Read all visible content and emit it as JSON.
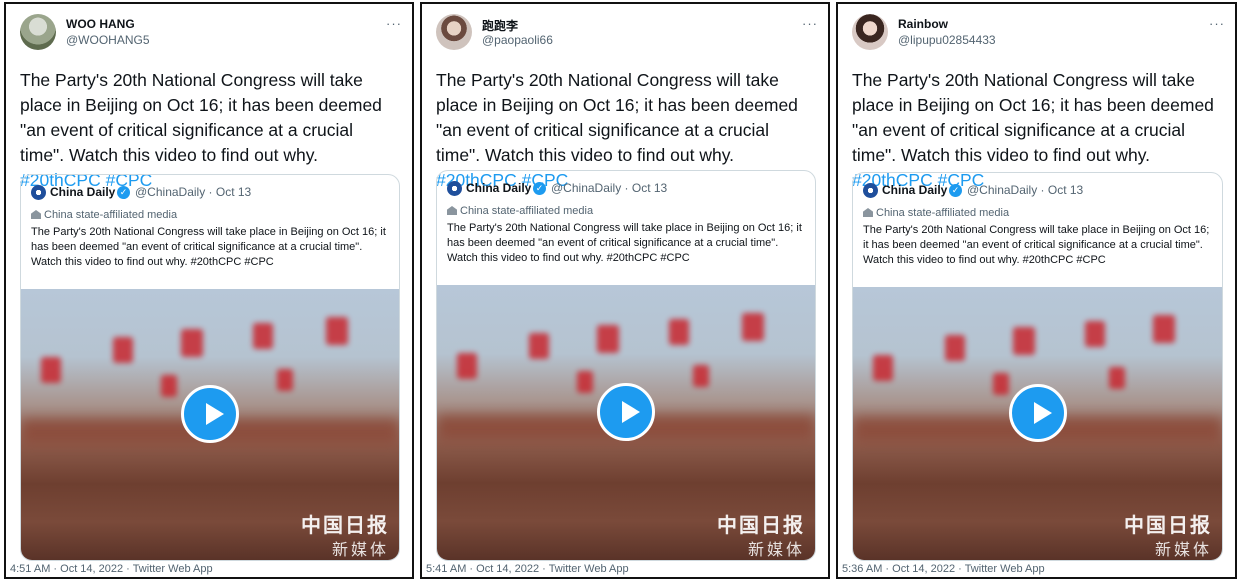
{
  "tweets": [
    {
      "user_name": "WOO HANG",
      "handle": "@WOOHANG5",
      "more": "···",
      "text": "The Party's 20th National Congress will take place in Beijing on Oct 16; it has been deemed \"an event of critical significance at a crucial time\". Watch this video to find out why. ",
      "hashtag_1": "#20thCPC",
      "hashtag_2": "#CPC",
      "footer": "4:51 AM · Oct 14, 2022 · Twitter Web App"
    },
    {
      "user_name": "跑跑李",
      "handle": "@paopaoli66",
      "more": "···",
      "text": "The Party's 20th National Congress will take place in Beijing on Oct 16; it has been deemed \"an event of critical significance at a crucial time\". Watch this video to find out why. ",
      "hashtag_1": "#20thCPC",
      "hashtag_2": "#CPC",
      "footer": "5:41 AM · Oct 14, 2022 · Twitter Web App"
    },
    {
      "user_name": "Rainbow",
      "handle": "@lipupu02854433",
      "more": "···",
      "text": "The Party's 20th National Congress will take place in Beijing on Oct 16; it has been deemed \"an event of critical significance at a crucial time\". Watch this video to find out why. ",
      "hashtag_1": "#20thCPC",
      "hashtag_2": "#CPC",
      "footer": "5:36 AM · Oct 14, 2022 · Twitter Web App"
    }
  ],
  "quoted": {
    "name": "China Daily",
    "handle_date": "@ChinaDaily · Oct 13",
    "state_label": "China state-affiliated media",
    "text": "The Party's 20th National Congress will take place in Beijing on Oct 16; it has been deemed \"an event of critical significance at a crucial time\". Watch this video to find out why. #20thCPC #CPC",
    "watermark_top": "中国日报",
    "watermark_bottom": "新媒体"
  },
  "colors": {
    "link": "#1d9bf0",
    "verified": "#1d9bf0",
    "secondary_text": "#536471"
  },
  "icons": [
    "verified-badge-icon",
    "state-media-icon",
    "play-icon",
    "more-icon"
  ]
}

• [REQUIREMENTS]:
Copy every line of the data exactly as written, excluding the pictures.

• [TASK SOLUTION]:
Read all visible content and emit it as JSON.
{
  "tweets": [
    {
      "user_name": "WOO HANG",
      "handle": "@WOOHANG5",
      "more": "···",
      "text": "The Party's 20th National Congress will take place in Beijing on Oct 16; it has been deemed \"an event of critical significance at a crucial time\". Watch this video to find out why. ",
      "hashtag_1": "#20thCPC",
      "hashtag_2": "#CPC",
      "footer": "4:51 AM · Oct 14, 2022 · Twitter Web App"
    },
    {
      "user_name": "跑跑李",
      "handle": "@paopaoli66",
      "more": "···",
      "text": "The Party's 20th National Congress will take place in Beijing on Oct 16; it has been deemed \"an event of critical significance at a crucial time\". Watch this video to find out why. ",
      "hashtag_1": "#20thCPC",
      "hashtag_2": "#CPC",
      "footer": "5:41 AM · Oct 14, 2022 · Twitter Web App"
    },
    {
      "user_name": "Rainbow",
      "handle": "@lipupu02854433",
      "more": "···",
      "text": "The Party's 20th National Congress will take place in Beijing on Oct 16; it has been deemed \"an event of critical significance at a crucial time\". Watch this video to find out why. ",
      "hashtag_1": "#20thCPC",
      "hashtag_2": "#CPC",
      "footer": "5:36 AM · Oct 14, 2022 · Twitter Web App"
    }
  ],
  "quoted": {
    "name": "China Daily",
    "handle_date": "@ChinaDaily · Oct 13",
    "state_label": "China state-affiliated media",
    "text": "The Party's 20th National Congress will take place in Beijing on Oct 16; it has been deemed \"an event of critical significance at a crucial time\". Watch this video to find out why. #20thCPC #CPC",
    "watermark_top": "中国日报",
    "watermark_bottom": "新媒体"
  },
  "colors": {
    "link": "#1d9bf0",
    "verified": "#1d9bf0",
    "secondary_text": "#536471"
  },
  "icons": [
    "verified-badge-icon",
    "state-media-icon",
    "play-icon",
    "more-icon"
  ]
}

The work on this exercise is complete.